Find "Extract all readable text from this page." in the data below; transcribe the line it appears on and each line after it, exactly, to the end, and nothing else.

##### Dataset rows

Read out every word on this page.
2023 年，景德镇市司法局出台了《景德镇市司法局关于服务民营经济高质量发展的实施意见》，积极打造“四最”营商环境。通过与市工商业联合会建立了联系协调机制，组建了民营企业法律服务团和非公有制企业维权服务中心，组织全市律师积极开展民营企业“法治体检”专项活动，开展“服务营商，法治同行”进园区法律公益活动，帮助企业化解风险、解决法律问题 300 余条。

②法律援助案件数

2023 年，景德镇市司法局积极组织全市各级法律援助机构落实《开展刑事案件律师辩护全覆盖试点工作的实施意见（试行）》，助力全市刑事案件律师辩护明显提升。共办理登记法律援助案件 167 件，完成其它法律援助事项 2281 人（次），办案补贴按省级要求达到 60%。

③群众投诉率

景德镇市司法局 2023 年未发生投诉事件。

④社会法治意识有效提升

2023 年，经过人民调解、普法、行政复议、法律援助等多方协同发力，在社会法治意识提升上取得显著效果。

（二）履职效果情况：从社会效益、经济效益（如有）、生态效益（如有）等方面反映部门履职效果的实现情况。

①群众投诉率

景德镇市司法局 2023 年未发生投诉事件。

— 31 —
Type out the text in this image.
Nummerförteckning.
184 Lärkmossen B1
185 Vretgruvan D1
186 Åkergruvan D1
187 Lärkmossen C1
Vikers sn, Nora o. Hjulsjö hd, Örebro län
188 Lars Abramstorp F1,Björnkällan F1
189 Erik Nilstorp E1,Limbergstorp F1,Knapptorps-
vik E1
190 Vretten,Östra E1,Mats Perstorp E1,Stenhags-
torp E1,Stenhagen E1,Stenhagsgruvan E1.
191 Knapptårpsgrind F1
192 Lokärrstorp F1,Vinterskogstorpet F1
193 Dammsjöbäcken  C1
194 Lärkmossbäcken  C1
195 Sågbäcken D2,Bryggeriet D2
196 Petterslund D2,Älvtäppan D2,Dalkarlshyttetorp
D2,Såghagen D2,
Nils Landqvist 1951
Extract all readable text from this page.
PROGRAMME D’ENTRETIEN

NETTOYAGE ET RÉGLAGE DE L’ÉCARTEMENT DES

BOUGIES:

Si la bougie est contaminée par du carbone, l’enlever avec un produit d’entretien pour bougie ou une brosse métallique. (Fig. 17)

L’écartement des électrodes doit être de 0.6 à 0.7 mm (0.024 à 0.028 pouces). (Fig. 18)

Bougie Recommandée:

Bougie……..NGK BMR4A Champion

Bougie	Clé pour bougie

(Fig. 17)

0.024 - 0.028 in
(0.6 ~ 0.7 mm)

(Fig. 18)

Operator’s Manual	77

##########

**Final result**
Extract all readable text from this page.
PROGRAMME D’ENTRETIEN

NETTOYAGE ET RÉGLAGE DE L’ÉCARTEMENT DES

BOUGIES:

Si la bougie est contaminée par du carbone, l’enlever avec un produit d’entretien pour bougie ou une brosse métallique. (Fig. 17)

L’écartement des électrodes doit être de 0.6 à 0.7 mm (0.024 à 0.028 pouces). (Fig. 18)

Bougie Recommandée:

Bougie……..NGK BMR4A Champion

Bougie	Clé pour bougie

(Fig. 17)

0.024 - 0.028 in
(0.6 ~ 0.7 mm)

(Fig. 18)

Operator’s Manual	77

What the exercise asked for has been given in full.